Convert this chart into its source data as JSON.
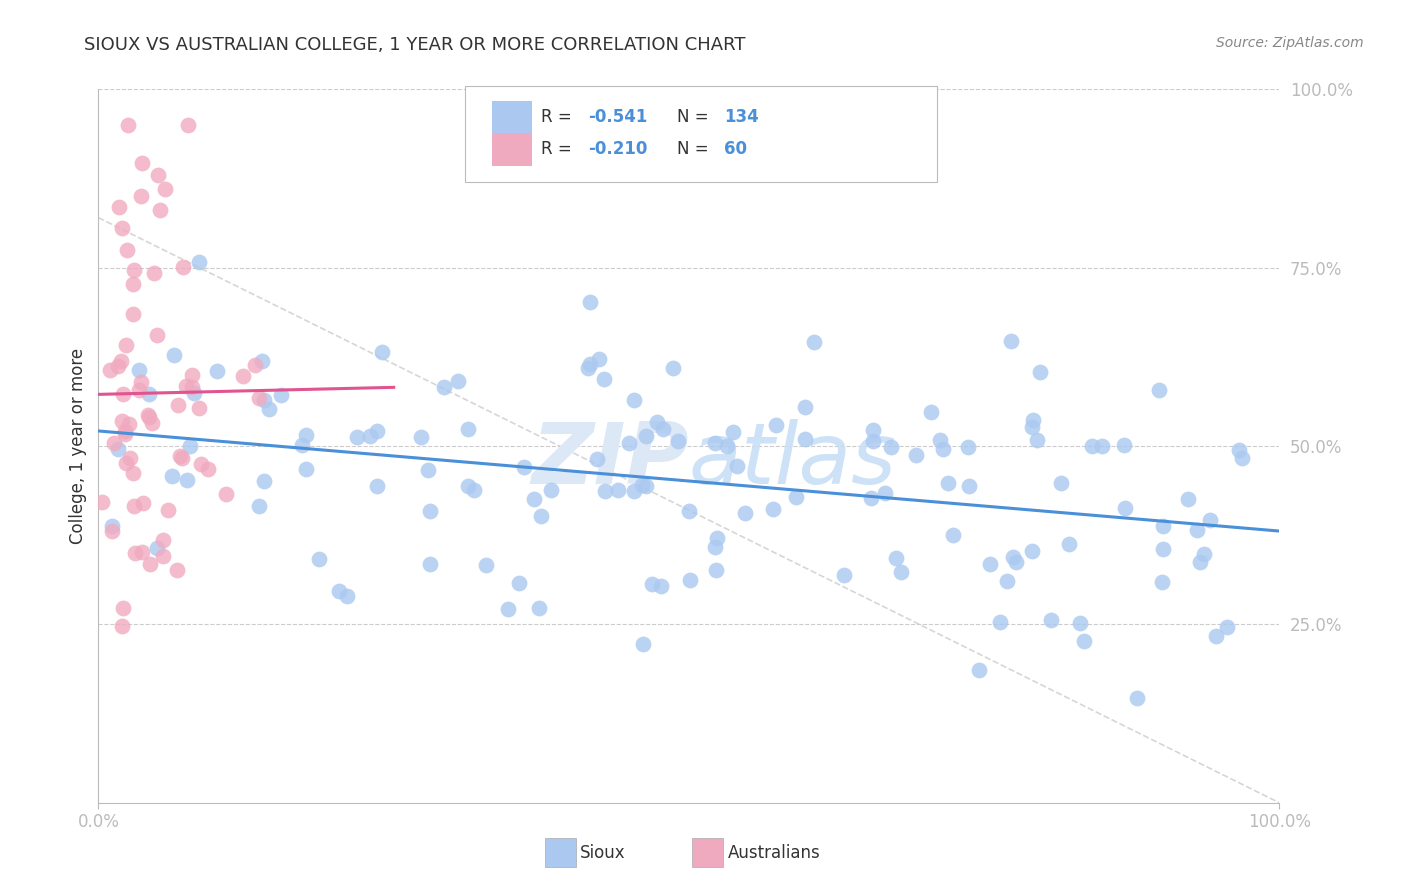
{
  "title": "SIOUX VS AUSTRALIAN COLLEGE, 1 YEAR OR MORE CORRELATION CHART",
  "source": "Source: ZipAtlas.com",
  "ylabel": "College, 1 year or more",
  "sioux_R": -0.541,
  "sioux_N": 134,
  "australians_R": -0.21,
  "australians_N": 60,
  "sioux_color": "#aac8f0",
  "australians_color": "#f0aac0",
  "sioux_line_color": "#4a90d9",
  "australians_line_color": "#e05590",
  "grid_color": "#cccccc",
  "background_color": "#ffffff",
  "title_color": "#333333",
  "source_color": "#888888",
  "tick_color": "#4a90d9",
  "watermark_color": "#dce8f5",
  "legend_text_color": "#333333",
  "legend_value_color": "#4a90d9"
}
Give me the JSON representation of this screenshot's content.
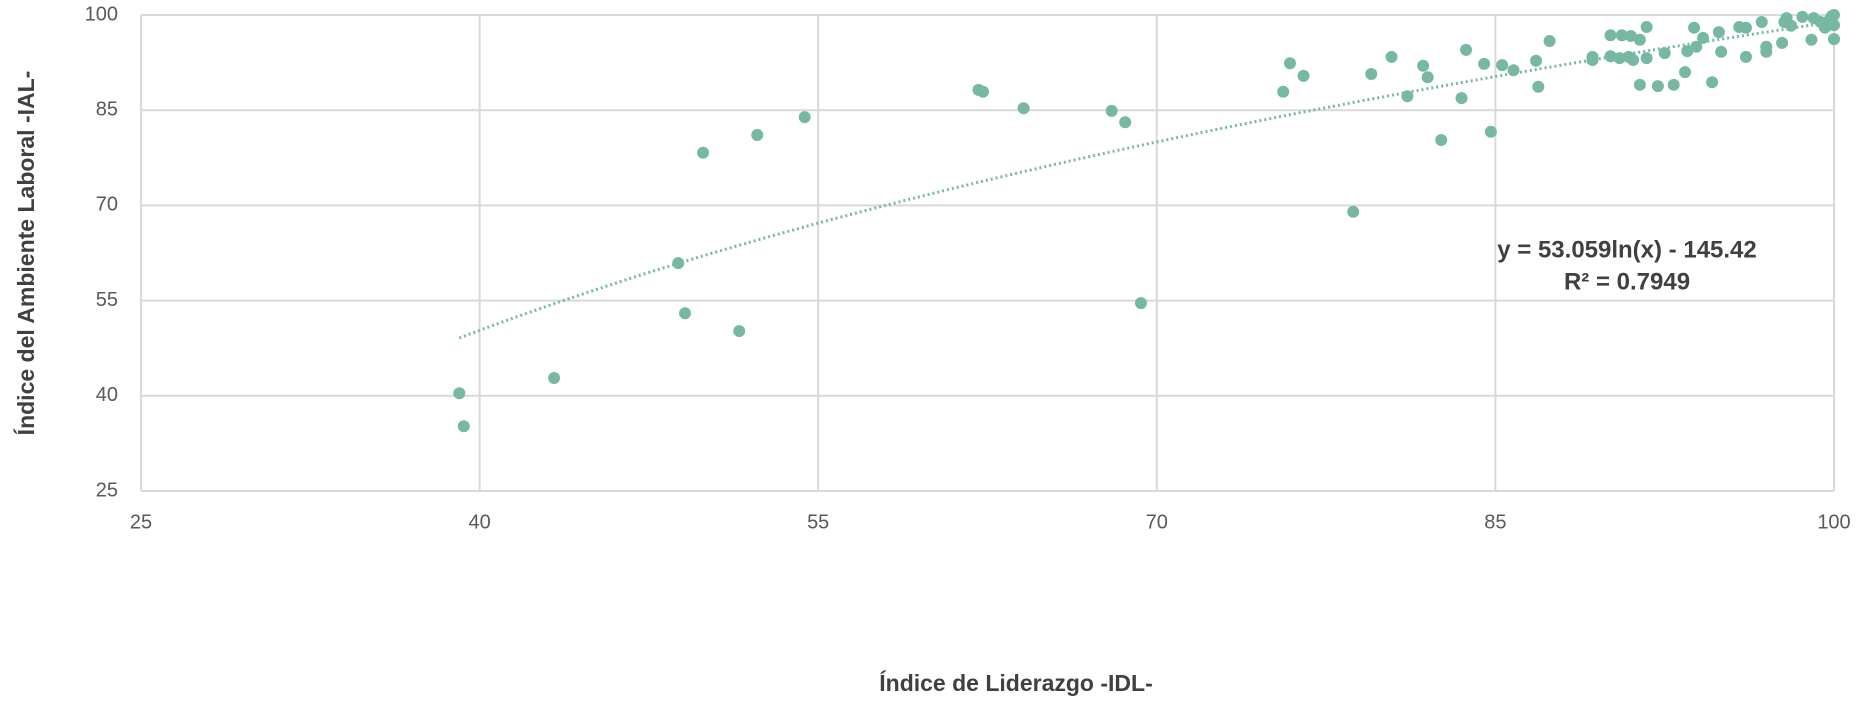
{
  "chart_data": {
    "type": "scatter",
    "x_label": "Índice de Liderazgo -IDL-",
    "y_label": "Índice del Ambiente Laboral -IAL-",
    "color": "#76b9a0",
    "grid": true,
    "xlim": [
      25,
      100
    ],
    "xticks": [
      25,
      40,
      55,
      70,
      85,
      100
    ],
    "ylim": [
      25,
      100
    ],
    "yticks": [
      25,
      40,
      55,
      70,
      85,
      100
    ],
    "x": [
      39.1,
      39.3,
      43.3,
      48.8,
      49.1,
      49.9,
      51.5,
      52.3,
      54.4,
      62.1,
      62.3,
      64.1,
      68.0,
      68.6,
      69.3,
      75.6,
      75.9,
      76.5,
      78.7,
      79.5,
      80.4,
      81.1,
      81.8,
      82.0,
      82.6,
      83.5,
      83.7,
      84.5,
      84.8,
      85.3,
      85.8,
      86.8,
      86.9,
      87.4,
      89.3,
      89.3,
      90.1,
      90.1,
      90.5,
      90.6,
      90.9,
      91.0,
      91.1,
      91.4,
      91.4,
      91.7,
      91.7,
      92.2,
      92.5,
      92.9,
      93.4,
      93.5,
      93.8,
      93.9,
      94.2,
      94.6,
      94.9,
      95.0,
      95.8,
      96.1,
      96.1,
      96.8,
      97.0,
      97.0,
      97.7,
      97.8,
      97.9,
      98.1,
      98.6,
      99.0,
      99.1,
      99.4,
      99.6,
      99.8,
      100,
      100,
      100,
      99.9
    ],
    "values": [
      40.4,
      35.2,
      42.8,
      60.9,
      53.0,
      78.3,
      50.2,
      81.1,
      83.9,
      88.2,
      87.9,
      85.3,
      84.9,
      83.1,
      54.6,
      87.9,
      92.4,
      90.4,
      69.0,
      90.7,
      93.4,
      87.2,
      92.0,
      90.2,
      80.3,
      86.9,
      94.5,
      92.3,
      81.6,
      92.1,
      91.3,
      92.8,
      88.7,
      95.9,
      93.4,
      92.9,
      96.8,
      93.5,
      93.2,
      96.8,
      93.4,
      96.7,
      92.9,
      89.0,
      96.1,
      98.1,
      93.2,
      88.8,
      94.0,
      89.0,
      91.0,
      94.3,
      98.0,
      95.0,
      96.4,
      89.4,
      97.3,
      94.2,
      98.1,
      93.4,
      98.0,
      98.9,
      95.0,
      94.2,
      95.6,
      98.9,
      99.5,
      98.3,
      99.7,
      96.1,
      99.5,
      98.9,
      98.0,
      99.2,
      100,
      98.4,
      96.2,
      99.8
    ],
    "trendline": {
      "equation": "y = 53.059ln(x) - 145.42",
      "r_squared": "R² = 0.7949",
      "coefficients": [
        53.059,
        -145.42
      ]
    }
  }
}
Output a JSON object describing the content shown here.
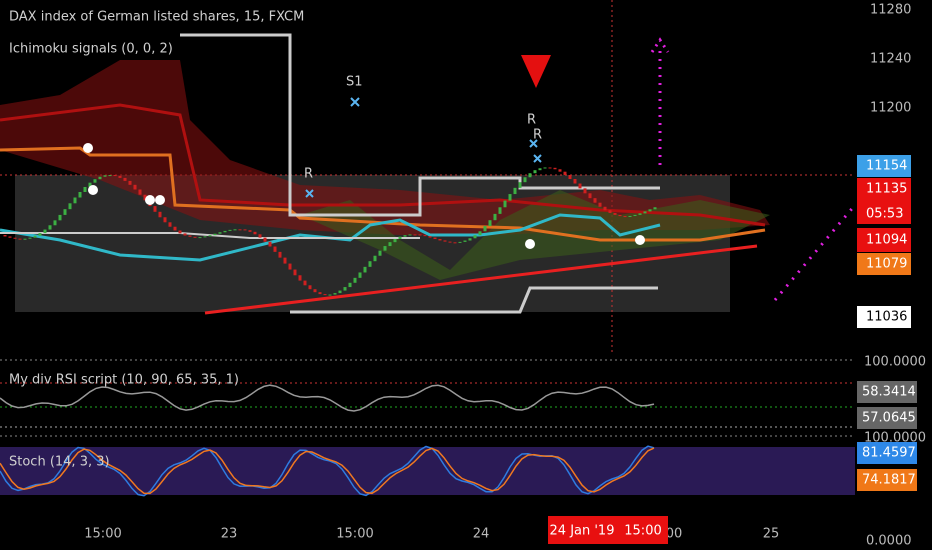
{
  "header": {
    "title": "DAX index of German listed shares, 15, FXCM",
    "indicator": "Ichimoku signals (0, 0, 2)"
  },
  "markers": [
    "S1",
    "R",
    "R",
    "R"
  ],
  "price_axis": {
    "labels": [
      "11280",
      "11240",
      "11200"
    ],
    "badges": [
      "11154",
      "11135",
      "05:53",
      "11094",
      "11079",
      "11036"
    ]
  },
  "rsi_panel": {
    "title": "My div RSI script (10, 90, 65, 35, 1)",
    "axis_labels": [
      "100.0000"
    ],
    "badges": [
      "58.3414",
      "57.0645"
    ]
  },
  "stoch_panel": {
    "title": "Stoch (14, 3, 3)",
    "axis_labels": [
      "100.0000",
      "0.0000"
    ],
    "badges": [
      "81.4597",
      "74.1817"
    ]
  },
  "time_axis": {
    "labels": [
      "15:00",
      "23",
      "15:00",
      "24",
      "00",
      "25"
    ],
    "cursor_date": "24 Jan '19",
    "cursor_time": "15:00"
  }
}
============
• _Aim of the task_:
Every line above that contains the word "this" should be reported.

• _Task output_:
Convert this chart into its source data as JSON.
Give me the JSON representation of this screenshot's content.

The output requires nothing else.